Records:
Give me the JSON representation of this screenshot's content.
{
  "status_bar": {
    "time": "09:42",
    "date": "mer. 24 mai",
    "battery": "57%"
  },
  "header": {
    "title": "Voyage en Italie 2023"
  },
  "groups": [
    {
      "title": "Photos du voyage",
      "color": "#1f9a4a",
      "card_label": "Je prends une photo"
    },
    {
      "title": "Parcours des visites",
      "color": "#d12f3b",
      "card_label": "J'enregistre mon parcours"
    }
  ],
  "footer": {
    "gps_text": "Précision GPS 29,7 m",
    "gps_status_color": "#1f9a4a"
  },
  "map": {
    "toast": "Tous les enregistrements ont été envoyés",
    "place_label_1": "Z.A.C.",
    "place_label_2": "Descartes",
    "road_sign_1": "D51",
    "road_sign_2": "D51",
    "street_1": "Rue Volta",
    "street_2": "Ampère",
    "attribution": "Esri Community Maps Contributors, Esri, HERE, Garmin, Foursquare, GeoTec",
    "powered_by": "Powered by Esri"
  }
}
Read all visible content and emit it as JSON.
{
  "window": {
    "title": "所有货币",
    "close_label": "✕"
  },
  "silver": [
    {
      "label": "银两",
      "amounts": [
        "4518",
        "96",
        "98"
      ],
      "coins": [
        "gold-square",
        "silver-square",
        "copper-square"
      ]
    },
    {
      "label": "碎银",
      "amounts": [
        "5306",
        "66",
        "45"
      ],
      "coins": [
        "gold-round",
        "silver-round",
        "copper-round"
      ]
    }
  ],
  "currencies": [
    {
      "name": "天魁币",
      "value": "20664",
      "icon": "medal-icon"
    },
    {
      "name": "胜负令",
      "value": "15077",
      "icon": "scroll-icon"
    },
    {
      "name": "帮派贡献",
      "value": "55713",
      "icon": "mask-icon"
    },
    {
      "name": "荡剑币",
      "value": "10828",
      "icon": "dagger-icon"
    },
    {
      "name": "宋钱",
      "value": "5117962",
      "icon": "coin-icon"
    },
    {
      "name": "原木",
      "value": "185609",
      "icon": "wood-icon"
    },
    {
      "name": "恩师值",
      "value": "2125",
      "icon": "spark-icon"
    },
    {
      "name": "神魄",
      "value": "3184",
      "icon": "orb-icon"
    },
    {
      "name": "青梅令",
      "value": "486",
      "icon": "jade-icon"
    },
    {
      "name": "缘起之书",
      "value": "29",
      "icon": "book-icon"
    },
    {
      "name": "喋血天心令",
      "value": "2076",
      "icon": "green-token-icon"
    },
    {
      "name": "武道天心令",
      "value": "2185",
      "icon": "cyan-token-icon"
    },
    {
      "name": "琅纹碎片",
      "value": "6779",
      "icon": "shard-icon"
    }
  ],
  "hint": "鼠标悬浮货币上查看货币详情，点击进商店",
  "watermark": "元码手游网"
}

Short task: Copy each line of the data above that holds "token".

Exercise response:
      "icon": "green-token-icon"
      "icon": "cyan-token-icon"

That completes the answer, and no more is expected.